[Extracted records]
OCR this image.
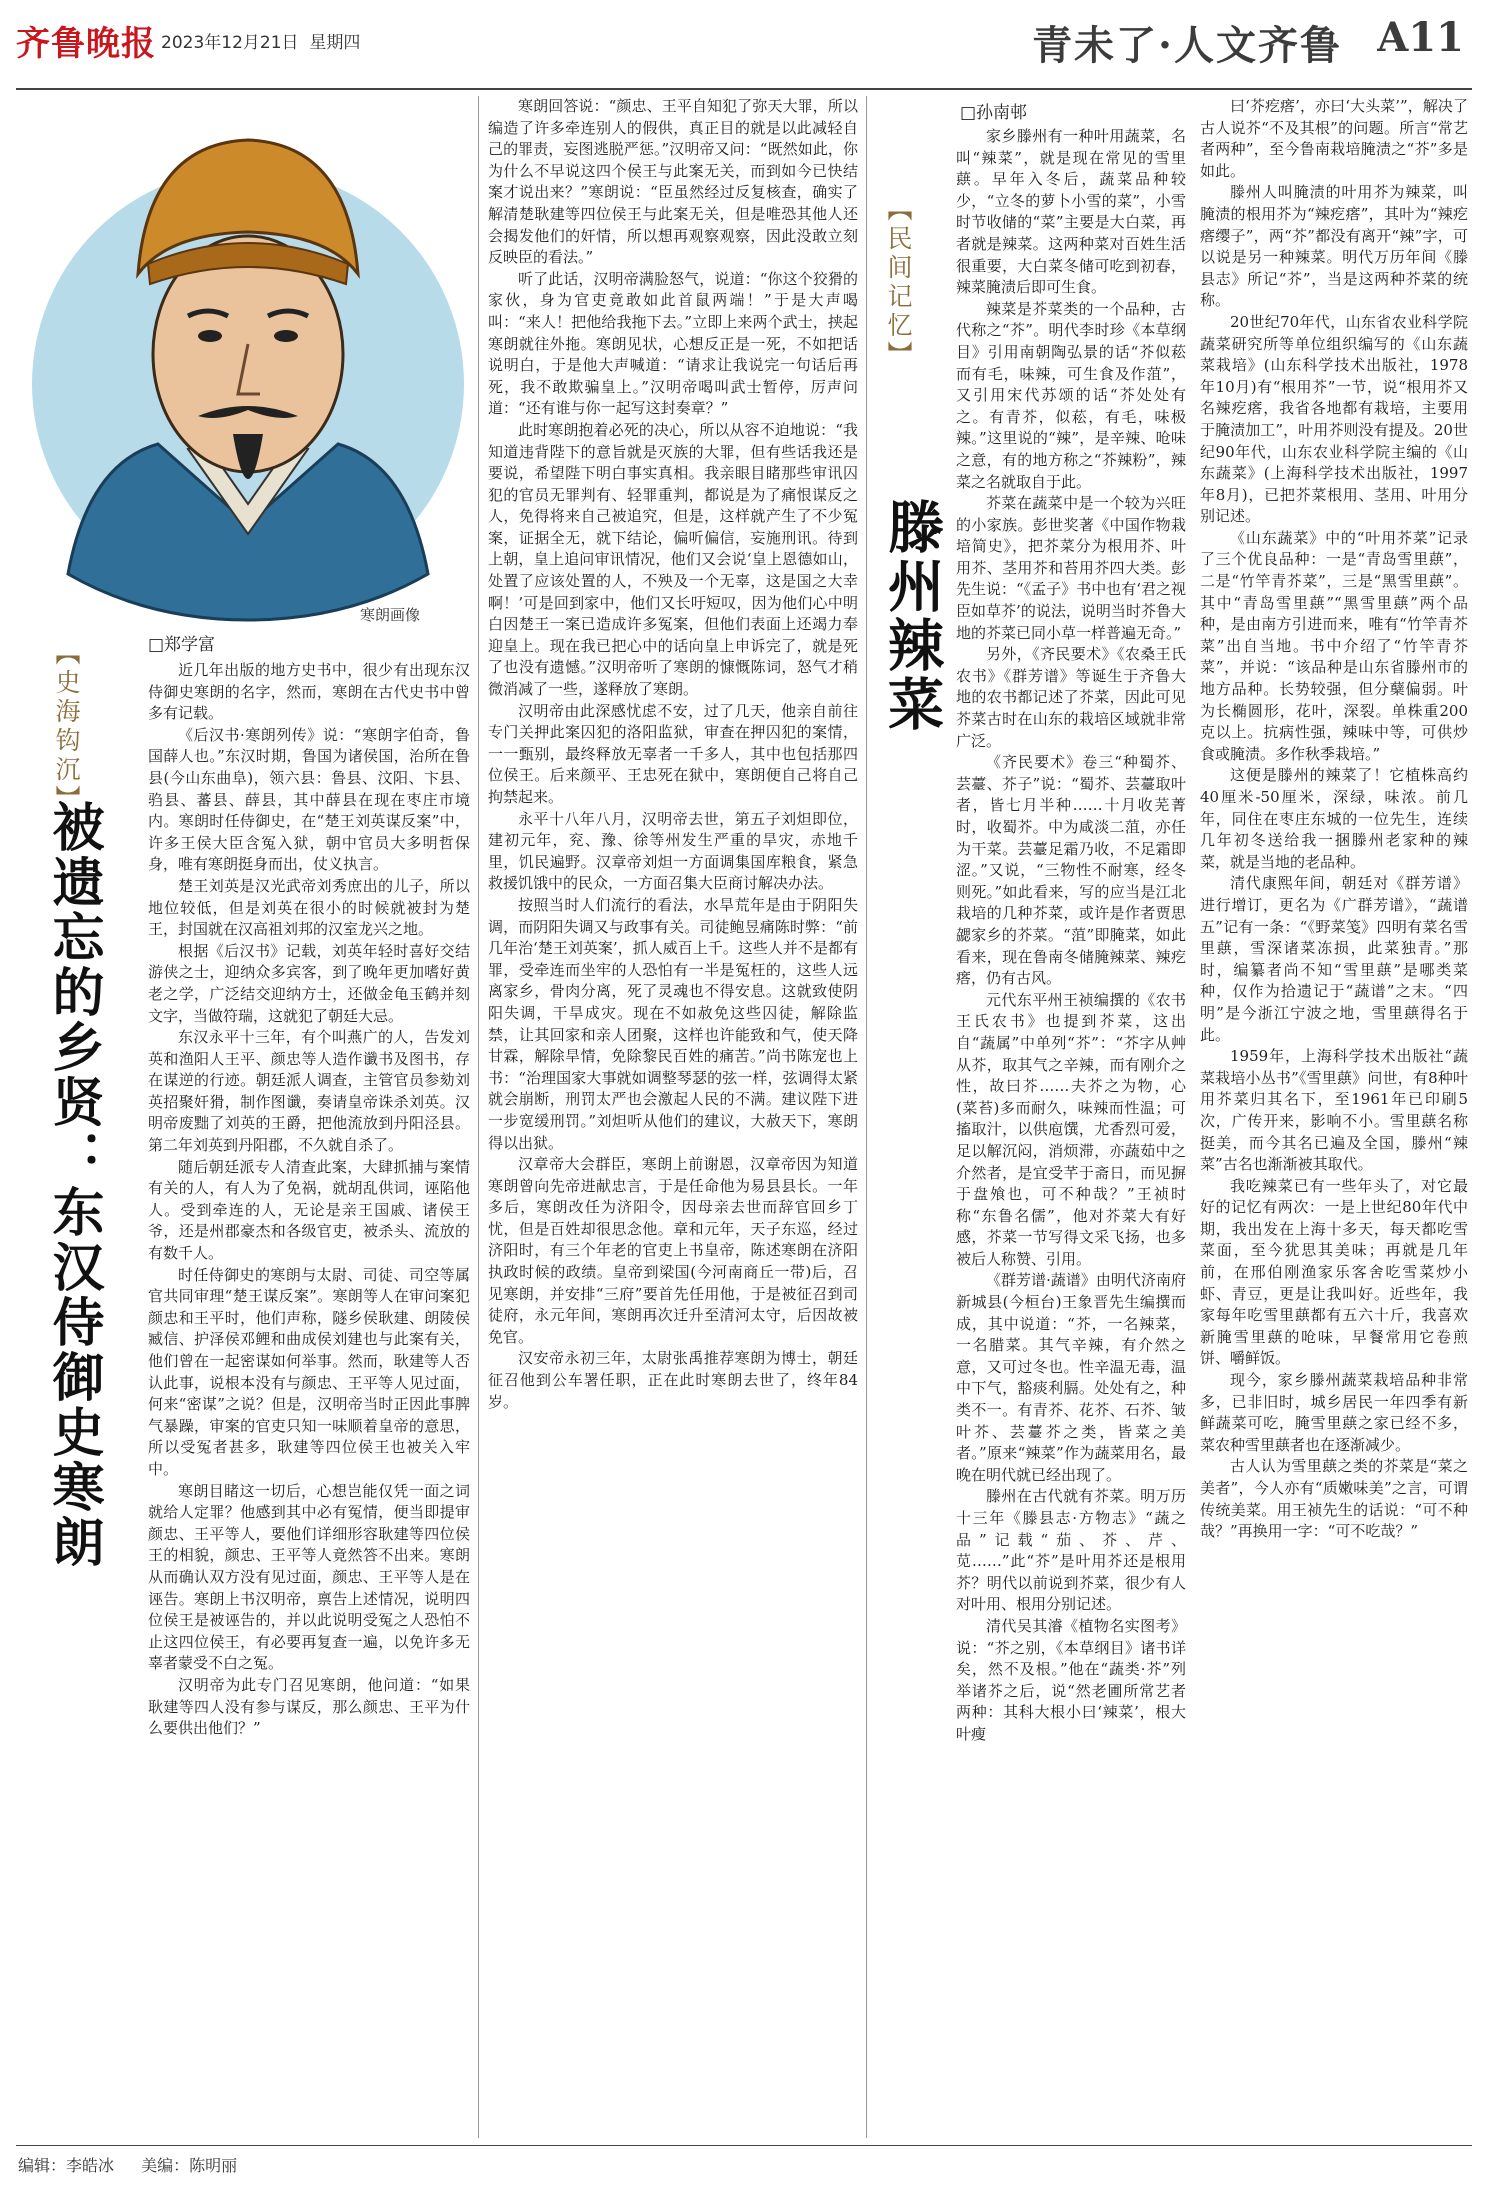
齐鲁晚报 2023年12月21日 星期四	青未了·人文齐鲁 A11
寒朗画像
【史海钩沉】
被遗忘的乡贤：东汉侍御史寒朗
□郑学富

近几年出版的地方史书中，很少有出现东汉侍御史寒朗的名字，然而，寒朗在古代史书中曾多有记载。

《后汉书·寒朗列传》说：“寒朗字伯奇，鲁国薛人也。”东汉时期，鲁国为诸侯国，治所在鲁县(今山东曲阜)，领六县：鲁县、汶阳、卞县、驺县、蕃县、薛县，其中薛县在现在枣庄市境内。寒朗时任侍御史，在“楚王刘英谋反案”中，许多王侯大臣含冤入狱，朝中官员大多明哲保身，唯有寒朗挺身而出，仗义执言。

楚王刘英是汉光武帝刘秀庶出的儿子，所以地位较低，但是刘英在很小的时候就被封为楚王，封国就在汉高祖刘邦的汉室龙兴之地。

根据《后汉书》记载，刘英年轻时喜好交结游侠之士，迎纳众多宾客，到了晚年更加嗜好黄老之学，广泛结交迎纳方士，还做金龟玉鹤并刻文字，当做符瑞，这就犯了朝廷大忌。

东汉永平十三年，有个叫燕广的人，告发刘英和渔阳人王平、颜忠等人造作谶书及图书，存在谋逆的行迹。朝廷派人调查，主管官员参劾刘英招聚奸猾，制作图谶，奏请皇帝诛杀刘英。汉明帝废黜了刘英的王爵，把他流放到丹阳泾县。第二年刘英到丹阳郡，不久就自杀了。

随后朝廷派专人清查此案，大肆抓捕与案情有关的人，有人为了免祸，就胡乱供词，诬陷他人。受到牵连的人，无论是亲王国戚、诸侯王爷，还是州郡豪杰和各级官吏，被杀头、流放的有数千人。

时任侍御史的寒朗与太尉、司徒、司空等属官共同审理“楚王谋反案”。寒朗等人在审问案犯颜忠和王平时，他们声称，隧乡侯耿建、朗陵侯臧信、护泽侯邓鲤和曲成侯刘建也与此案有关，他们曾在一起密谋如何举事。然而，耿建等人否认此事，说根本没有与颜忠、王平等人见过面，何来“密谋”之说？但是，汉明帝当时正因此事脾气暴躁，审案的官吏只知一味顺着皇帝的意思，所以受冤者甚多，耿建等四位侯王也被关入牢中。

寒朗目睹这一切后，心想岂能仅凭一面之词就给人定罪？他感到其中必有冤情，便当即提审颜忠、王平等人，要他们详细形容耿建等四位侯王的相貌，颜忠、王平等人竟然答不出来。寒朗从而确认双方没有见过面，颜忠、王平等人是在诬告。寒朗上书汉明帝，禀告上述情况，说明四位侯王是被诬告的，并以此说明受冤之人恐怕不止这四位侯王，有必要再复查一遍，以免许多无辜者蒙受不白之冤。

汉明帝为此专门召见寒朗，他问道：“如果耿建等四人没有参与谋反，那么颜忠、王平为什么要供出他们？”

寒朗回答说：“颜忠、王平自知犯了弥天大罪，所以编造了许多牵连别人的假供，真正目的就是以此减轻自己的罪责，妄图逃脱严惩。”汉明帝又问：“既然如此，你为什么不早说这四个侯王与此案无关，而到如今已快结案才说出来？”寒朗说：“臣虽然经过反复核查，确实了解清楚耿建等四位侯王与此案无关，但是唯恐其他人还会揭发他们的奸情，所以想再观察观察，因此没敢立刻反映臣的看法。”

听了此话，汉明帝满脸怒气，说道：“你这个狡猾的家伙，身为官吏竟敢如此首鼠两端！”于是大声喝叫：“来人！把他给我拖下去。”立即上来两个武士，挟起寒朗就往外拖。寒朗见状，心想反正是一死，不如把话说明白，于是他大声喊道：“请求让我说完一句话后再死，我不敢欺骗皇上。”汉明帝喝叫武士暂停，厉声问道：“还有谁与你一起写这封奏章？”

此时寒朗抱着必死的决心，所以从容不迫地说：“我知道违背陛下的意旨就是灭族的大罪，但有些话我还是要说，希望陛下明白事实真相。我亲眼目睹那些审讯囚犯的官员无罪判有、轻罪重判，都说是为了痛恨谋反之人，免得将来自己被追究，但是，这样就产生了不少冤案，证据全无，就下结论，偏听偏信，妄施刑讯。待到上朝，皇上追问审讯情况，他们又会说‘皇上恩德如山，处置了应该处置的人，不殃及一个无辜，这是国之大幸啊！’可是回到家中，他们又长吁短叹，因为他们心中明白因楚王一案已造成许多冤案，但他们表面上还竭力奉迎皇上。现在我已把心中的话向皇上申诉完了，就是死了也没有遗憾。”汉明帝听了寒朗的慷慨陈词，怒气才稍微消减了一些，遂释放了寒朗。

汉明帝由此深感忧虑不安，过了几天，他亲自前往专门关押此案囚犯的洛阳监狱，审查在押囚犯的案情，一一甄别，最终释放无辜者一千多人，其中也包括那四位侯王。后来颜平、王忠死在狱中，寒朗便自己将自己拘禁起来。

永平十八年八月，汉明帝去世，第五子刘炟即位，建初元年，兖、豫、徐等州发生严重的旱灾，赤地千里，饥民遍野。汉章帝刘炟一方面调集国库粮食，紧急救援饥饿中的民众，一方面召集大臣商讨解决办法。

按照当时人们流行的看法，水旱荒年是由于阴阳失调，而阴阳失调又与政事有关。司徒鲍昱痛陈时弊：“前几年治‘楚王刘英案’，抓人威百上千。这些人并不是都有罪，受牵连而坐牢的人恐怕有一半是冤枉的，这些人远离家乡，骨肉分离，死了灵魂也不得安息。这就致使阴阳失调，干旱成灾。现在不如赦免这些囚徒，解除监禁，让其回家和亲人团聚，这样也许能致和气，使天降甘霖，解除旱情，免除黎民百姓的痛苦。”尚书陈宠也上书：“治理国家大事就如调整琴瑟的弦一样，弦调得太紧就会崩断，刑罚太严也会激起人民的不满。建议陛下进一步宽缓刑罚。”刘炟听从他们的建议，大赦天下，寒朗得以出狱。

汉章帝大会群臣，寒朗上前谢恩，汉章帝因为知道寒朗曾向先帝进献忠言，于是任命他为易县县长。一年多后，寒朗改任为济阳令，因母亲去世而辞官回乡丁忧，但是百姓却很思念他。章和元年，天子东巡，经过济阳时，有三个年老的官吏上书皇帝，陈述寒朗在济阳执政时候的政绩。皇帝到梁国(今河南商丘一带)后，召见寒朗，并安排“三府”要首先任用他，于是被征召到司徒府，永元年间，寒朗再次迁升至清河太守，后因故被免官。

汉安帝永初三年，太尉张禹推荐寒朗为博士，朝廷征召他到公车署任职，正在此时寒朗去世了，终年84岁。

□孙南邨
【民间记忆】
滕州辣菜

家乡滕州有一种叶用蔬菜，名叫“辣菜”，就是现在常见的雪里蕻。早年入冬后，蔬菜品种较少，“立冬的萝卜小雪的菜”，小雪时节收储的“菜”主要是大白菜，再者就是辣菜。这两种菜对百姓生活很重要，大白菜冬储可吃到初春，辣菜腌渍后即可生食。

辣菜是芥菜类的一个品种，古代称之“芥”。明代李时珍《本草纲目》引用南朝陶弘景的话“芥似菘而有毛，味辣，可生食及作菹”，又引用宋代苏颂的话“芥处处有之。有青芥，似菘，有毛，味极辣。”这里说的“辣”，是辛辣、呛味之意，有的地方称之“芥辣粉”，辣菜之名就取自于此。

芥菜在蔬菜中是一个较为兴旺的小家族。彭世奖著《中国作物栽培简史》，把芥菜分为根用芥、叶用芥、茎用芥和苔用芥四大类。彭先生说：“《孟子》书中也有‘君之视臣如草芥’的说法，说明当时芥鲁大地的芥菜已同小草一样普遍无奇。”

另外，《齐民要术》《农桑王氏农书》《群芳谱》等诞生于齐鲁大地的农书都记述了芥菜，因此可见芥菜古时在山东的栽培区域就非常广泛。

《齐民要术》卷三“种蜀芥、芸薹、芥子”说：“蜀芥、芸薹取叶者，皆七月半种……十月收芜菁时，收蜀芥。中为咸淡二菹，亦任为干菜。芸薹足霜乃收，不足霜即涩。”又说，“三物性不耐寒，经冬则死。”如此看来，写的应当是江北栽培的几种芥菜，或许是作者贾思勰家乡的芥菜。“菹”即腌菜，如此看来，现在鲁南冬储腌辣菜、辣疙瘩，仍有古风。

元代东平州王祯编撰的《农书王氏农书》也提到芥菜，这出自“蔬属”中单列“芥”：“芥字从艸从芥，取其气之辛辣，而有刚介之性，故曰芥……夫芥之为物，心(菜苔)多而耐久，味辣而性温；可搐取汁，以供庖馔，尤香烈可爱，足以解沉闷，消烦滞，亦蔬茹中之介然者，是宜受芊于斋日，而见摒于盘飧也，可不种哉？”王祯时称“东鲁名儒”，他对芥菜大有好感，芥菜一节写得文采飞扬，也多被后人称赞、引用。

《群芳谱·蔬谱》由明代济南府新城县(今桓台)王象晋先生编撰而成，其中说道：“芥，一名辣菜，一名腊菜。其气辛辣，有介然之意，又可过冬也。性辛温无毒，温中下气，豁痰利膈。处处有之，种类不一。有青芥、花芥、石芥、皱叶芥、芸薹芥之类，皆菜之美者。”原来“辣菜”作为蔬菜用名，最晚在明代就已经出现了。

滕州在古代就有芥菜。明万历十三年《滕县志·方物志》“蔬之品”记载“茄、芥、芹、苋……”此“芥”是叶用芥还是根用芥？明代以前说到芥菜，很少有人对叶用、根用分别记述。

清代吴其濬《植物名实图考》说：“芥之别，《本草纲目》诸书详矣，然不及根。”他在“蔬类·芥”列举诸芥之后，说“然老圃所常艺者两种：其科大根小曰‘辣菜’，根大叶瘦

曰‘芥疙瘩’，亦曰‘大头菜’”，解决了古人说芥“不及其根”的问题。所言“常艺者两种”，至今鲁南栽培腌渍之“芥”多是如此。

滕州人叫腌渍的叶用芥为辣菜，叫腌渍的根用芥为“辣疙瘩”，其叶为“辣疙瘩缨子”，两“芥”都没有离开“辣”字，可以说是另一种辣菜。明代万历年间《滕县志》所记“芥”，当是这两种芥菜的统称。

20世纪70年代，山东省农业科学院蔬菜研究所等单位组织编写的《山东蔬菜栽培》(山东科学技术出版社，1978年10月)有“根用芥”一节，说“根用芥又名辣疙瘩，我省各地都有栽培，主要用于腌渍加工”，叶用芥则没有提及。20世纪90年代，山东农业科学院主编的《山东蔬菜》(上海科学技术出版社，1997年8月)，已把芥菜根用、茎用、叶用分别记述。

《山东蔬菜》中的“叶用芥菜”记录了三个优良品种：一是“青岛雪里蕻”，二是“竹竿青芥菜”，三是“黑雪里蕻”。其中“青岛雪里蕻”“黑雪里蕻”两个品种，是由南方引进而来，唯有“竹竿青芥菜”出自当地。书中介绍了“竹竿青芥菜”，并说：“该品种是山东省滕州市的地方品种。长势较强，但分蘖偏弱。叶为长椭圆形，花叶，深裂。单株重200克以上。抗病性强，辣味中等，可供炒食或腌渍。多作秋季栽培。”

这便是滕州的辣菜了！它植株高约40厘米-50厘米，深绿，味浓。前几年，同住在枣庄东城的一位先生，连续几年初冬送给我一捆滕州老家种的辣菜，就是当地的老品种。

清代康熙年间，朝廷对《群芳谱》进行增订，更名为《广群芳谱》，“蔬谱五”记有一条：“《野菜笺》四明有菜名雪里蕻，雪深诸菜冻损，此菜独青。”那时，编纂者尚不知“雪里蕻”是哪类菜种，仅作为拾遗记于“蔬谱”之末。“四明”是今浙江宁波之地，雪里蕻得名于此。

1959年，上海科学技术出版社“蔬菜栽培小丛书”《雪里蕻》问世，有8种叶用芥菜归其名下，至1961年已印刷5次，广传开来，影响不小。雪里蕻名称挺美，而今其名已遍及全国，滕州“辣菜”古名也渐渐被其取代。

我吃辣菜已有一些年头了，对它最好的记忆有两次：一是上世纪80年代中期，我出发在上海十多天，每天都吃雪菜面，至今犹思其美味；再就是几年前，在邢伯刚渔家乐客舍吃雪菜炒小虾、青豆，更是让我叫好。近些年，我家每年吃雪里蕻都有五六十斤，我喜欢新腌雪里蕻的呛味，早餐常用它卷煎饼、嚼鲜饭。

现今，家乡滕州蔬菜栽培品种非常多，已非旧时，城乡居民一年四季有新鲜蔬菜可吃，腌雪里蕻之家已经不多，菜农种雪里蕻者也在逐渐减少。

古人认为雪里蕻之类的芥菜是“菜之美者”，今人亦有“质嫩味美”之言，可谓传统美菜。用王祯先生的话说：“可不种哉？”再换用一字：“可不吃哉？”

编辑：李皓冰 美编：陈明丽
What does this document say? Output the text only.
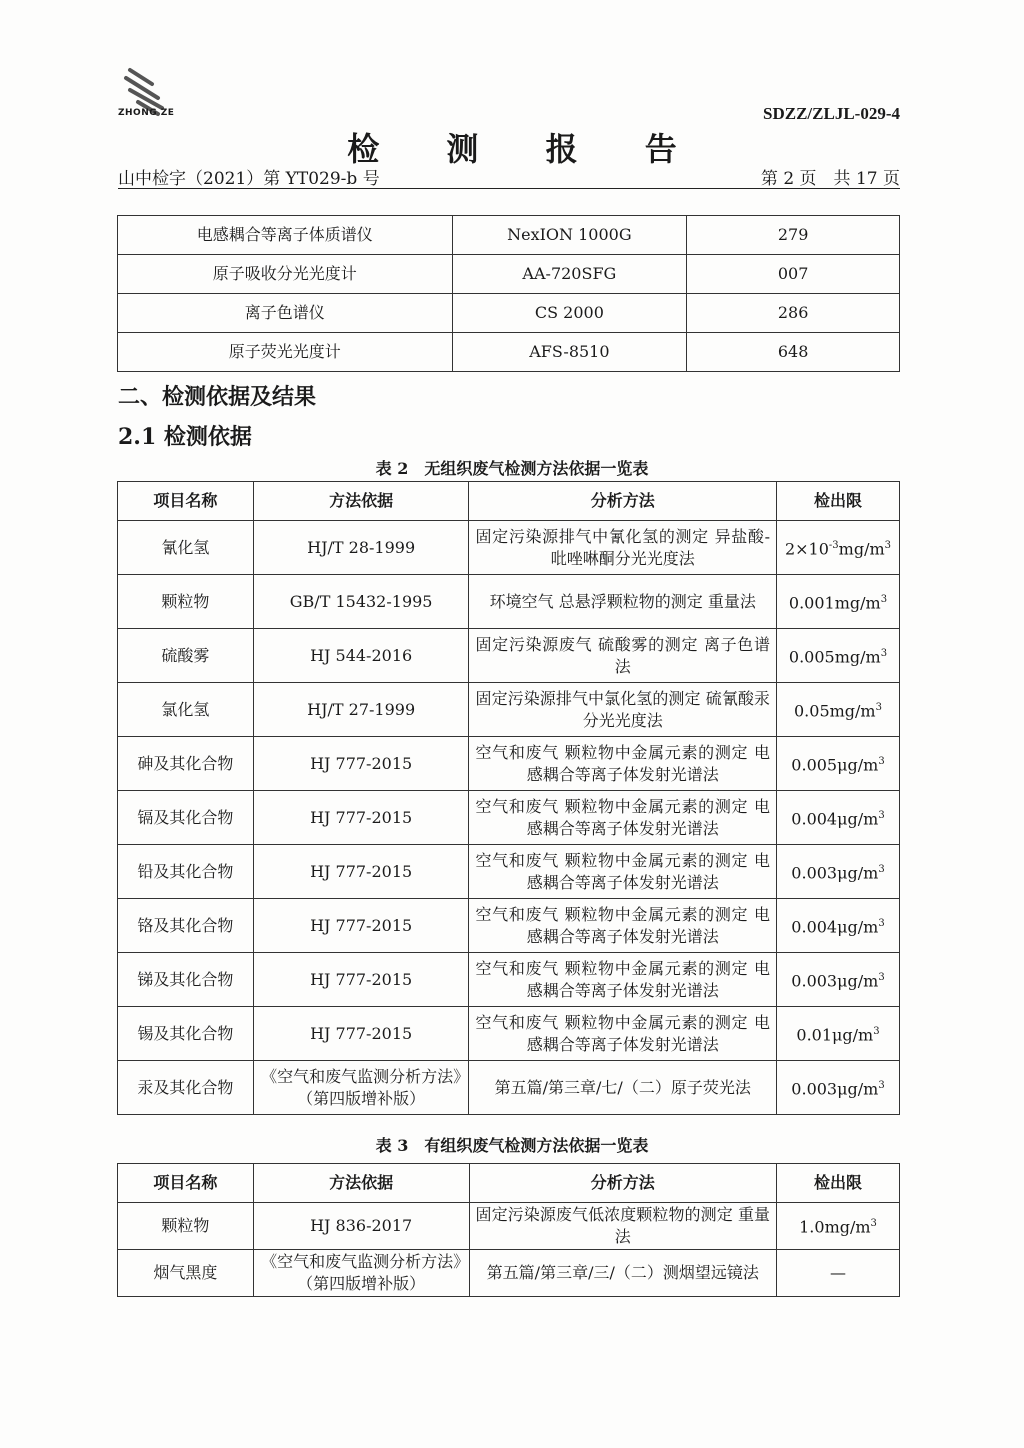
ZHONG ZE	SDZZ/ZLJL-029-4
检 测 报 告
山中检字（2021）第 YT029-b 号	第 2 页　共 17 页
电感耦合等离子体质谱仪	NexION 1000G	279
原子吸收分光光度计	AA-720SFG	007
离子色谱仪	CS 2000	286
原子荧光光度计	AFS-8510	648
二、检测依据及结果
2.1 检测依据
表 2　无组织废气检测方法依据一览表
项目名称	方法依据	分析方法	检出限
氰化氢	HJ/T 28-1999	固定污染源排气中氰化氢的测定 异盐酸-吡唑啉酮分光光度法	$2\times 10^{-3}mg/m^3$
颗粒物	GB/T 15432-1995	环境空气 总悬浮颗粒物的测定 重量法	$0.001mg/m^3$
硫酸雾	HJ 544-2016	固定污染源废气 硫酸雾的测定 离子色谱法	$0.005mg/m^3$
氯化氢	HJ/T 27-1999	固定污染源排气中氯化氢的测定 硫氰酸汞分光光度法	$0.05mg/m^3$
砷及其化合物	HJ 777-2015	空气和废气 颗粒物中金属元素的测定 电感耦合等离子体发射光谱法	$0.005\mu g/m^3$
镉及其化合物	HJ 777-2015	空气和废气 颗粒物中金属元素的测定 电感耦合等离子体发射光谱法	$0.004\mu g/m^3$
铅及其化合物	HJ 777-2015	空气和废气 颗粒物中金属元素的测定 电感耦合等离子体发射光谱法	$0.003\mu g/m^3$
铬及其化合物	HJ 777-2015	空气和废气 颗粒物中金属元素的测定 电感耦合等离子体发射光谱法	$0.004\mu g/m^3$
锑及其化合物	HJ 777-2015	空气和废气 颗粒物中金属元素的测定 电感耦合等离子体发射光谱法	$0.003\mu g/m^3$
锡及其化合物	HJ 777-2015	空气和废气 颗粒物中金属元素的测定 电感耦合等离子体发射光谱法	$0.01\mu g/m^3$
汞及其化合物	《空气和废气监测分析方法》（第四版增补版）	第五篇/第三章/七/（二）原子荧光法	$0.003\mu g/m^3$
表 3　有组织废气检测方法依据一览表
项目名称	方法依据	分析方法	检出限
颗粒物	HJ 836-2017	固定污染源废气低浓度颗粒物的测定 重量法	$1.0mg/m^3$
烟气黑度	《空气和废气监测分析方法》（第四版增补版）	第五篇/第三章/三/（二）测烟望远镜法	—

* **Challenge**
Copy every line of the listing containing the string "第四版增补版".

* **Solution to the problem**
汞及其化合物	《空气和废气监测分析方法》（第四版增补版）	第五篇/第三章/七/（二）原子荧光法	$0.003\mu g/m^3$
烟气黑度	《空气和废气监测分析方法》（第四版增补版）	第五篇/第三章/三/（二）测烟望远镜法	—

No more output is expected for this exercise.